= Cosa serve =
Modifica le righe dei record dall'inizio fino alla riga che contiene "tab-workshop-board[interactable]: 车间看板 xyxy=(127,832,253,900)", compresa, sostituendo "visit-date" con "arrival-date" e lasciando invariato tutto il resto.

= Dati di partenza =
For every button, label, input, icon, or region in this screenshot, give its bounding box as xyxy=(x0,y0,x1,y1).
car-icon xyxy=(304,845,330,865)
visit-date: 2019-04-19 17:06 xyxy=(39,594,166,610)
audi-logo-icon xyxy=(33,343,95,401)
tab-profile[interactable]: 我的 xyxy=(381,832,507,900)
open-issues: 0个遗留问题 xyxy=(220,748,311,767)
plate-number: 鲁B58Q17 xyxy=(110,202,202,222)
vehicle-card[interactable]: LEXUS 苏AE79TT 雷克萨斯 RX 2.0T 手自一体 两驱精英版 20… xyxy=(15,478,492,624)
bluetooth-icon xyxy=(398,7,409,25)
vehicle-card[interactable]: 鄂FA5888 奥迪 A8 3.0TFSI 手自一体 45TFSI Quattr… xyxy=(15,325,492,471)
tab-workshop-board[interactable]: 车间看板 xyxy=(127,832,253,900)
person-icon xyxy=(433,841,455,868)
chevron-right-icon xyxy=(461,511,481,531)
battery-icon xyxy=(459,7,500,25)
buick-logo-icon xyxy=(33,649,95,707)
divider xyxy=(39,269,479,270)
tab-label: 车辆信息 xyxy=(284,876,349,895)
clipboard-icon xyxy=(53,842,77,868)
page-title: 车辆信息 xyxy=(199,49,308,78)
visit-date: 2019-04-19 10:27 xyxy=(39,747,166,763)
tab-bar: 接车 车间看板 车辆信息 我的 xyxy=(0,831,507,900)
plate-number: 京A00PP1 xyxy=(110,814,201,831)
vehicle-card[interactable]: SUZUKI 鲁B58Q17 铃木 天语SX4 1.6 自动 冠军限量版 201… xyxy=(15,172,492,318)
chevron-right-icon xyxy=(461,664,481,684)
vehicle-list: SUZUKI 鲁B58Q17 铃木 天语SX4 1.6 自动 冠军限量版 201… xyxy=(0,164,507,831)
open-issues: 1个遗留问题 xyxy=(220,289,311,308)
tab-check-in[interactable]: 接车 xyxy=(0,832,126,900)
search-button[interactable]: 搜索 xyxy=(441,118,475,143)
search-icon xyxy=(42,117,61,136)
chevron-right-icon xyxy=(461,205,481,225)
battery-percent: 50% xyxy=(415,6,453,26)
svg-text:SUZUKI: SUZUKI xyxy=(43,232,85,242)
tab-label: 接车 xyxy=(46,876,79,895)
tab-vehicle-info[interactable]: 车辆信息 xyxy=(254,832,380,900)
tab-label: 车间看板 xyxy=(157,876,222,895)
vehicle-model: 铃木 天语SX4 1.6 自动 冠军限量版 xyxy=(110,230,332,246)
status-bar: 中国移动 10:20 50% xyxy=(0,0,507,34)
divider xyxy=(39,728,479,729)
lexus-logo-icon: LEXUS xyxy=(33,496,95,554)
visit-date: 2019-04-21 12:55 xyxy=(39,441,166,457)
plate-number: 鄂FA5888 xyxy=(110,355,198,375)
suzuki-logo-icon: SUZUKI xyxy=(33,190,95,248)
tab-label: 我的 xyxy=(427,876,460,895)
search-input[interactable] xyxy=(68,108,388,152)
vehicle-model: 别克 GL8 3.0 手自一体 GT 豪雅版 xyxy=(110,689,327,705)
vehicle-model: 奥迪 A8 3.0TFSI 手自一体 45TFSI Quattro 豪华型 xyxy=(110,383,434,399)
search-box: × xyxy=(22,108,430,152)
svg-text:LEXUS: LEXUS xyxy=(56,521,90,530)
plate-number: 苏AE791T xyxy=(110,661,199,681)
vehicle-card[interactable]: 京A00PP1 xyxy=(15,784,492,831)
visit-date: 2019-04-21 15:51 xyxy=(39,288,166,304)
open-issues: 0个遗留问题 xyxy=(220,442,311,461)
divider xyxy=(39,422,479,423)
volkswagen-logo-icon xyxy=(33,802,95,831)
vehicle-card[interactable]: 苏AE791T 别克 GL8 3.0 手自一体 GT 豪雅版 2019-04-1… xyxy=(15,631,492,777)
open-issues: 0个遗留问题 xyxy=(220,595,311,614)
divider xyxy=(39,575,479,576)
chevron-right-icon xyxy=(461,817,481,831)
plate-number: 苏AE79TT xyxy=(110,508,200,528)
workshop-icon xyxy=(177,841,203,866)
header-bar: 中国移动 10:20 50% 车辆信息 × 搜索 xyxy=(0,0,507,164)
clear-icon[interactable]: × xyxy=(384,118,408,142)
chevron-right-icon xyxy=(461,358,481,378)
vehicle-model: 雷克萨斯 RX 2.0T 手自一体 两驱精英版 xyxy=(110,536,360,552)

= Soluzione =
For every button, label, input, icon, or region in this screenshot, give its bounding box as xyxy=(x0,y0,x1,y1).
car-icon xyxy=(304,845,330,865)
arrival-date: 2019-04-19 17:06 xyxy=(39,594,166,610)
audi-logo-icon xyxy=(33,343,95,401)
tab-profile[interactable]: 我的 xyxy=(381,832,507,900)
open-issues: 0个遗留问题 xyxy=(220,748,311,767)
plate-number: 鲁B58Q17 xyxy=(110,202,202,222)
vehicle-card[interactable]: LEXUS 苏AE79TT 雷克萨斯 RX 2.0T 手自一体 两驱精英版 20… xyxy=(15,478,492,624)
bluetooth-icon xyxy=(398,7,409,25)
vehicle-card[interactable]: 鄂FA5888 奥迪 A8 3.0TFSI 手自一体 45TFSI Quattr… xyxy=(15,325,492,471)
tab-workshop-board[interactable]: 车间看板 xyxy=(127,832,253,900)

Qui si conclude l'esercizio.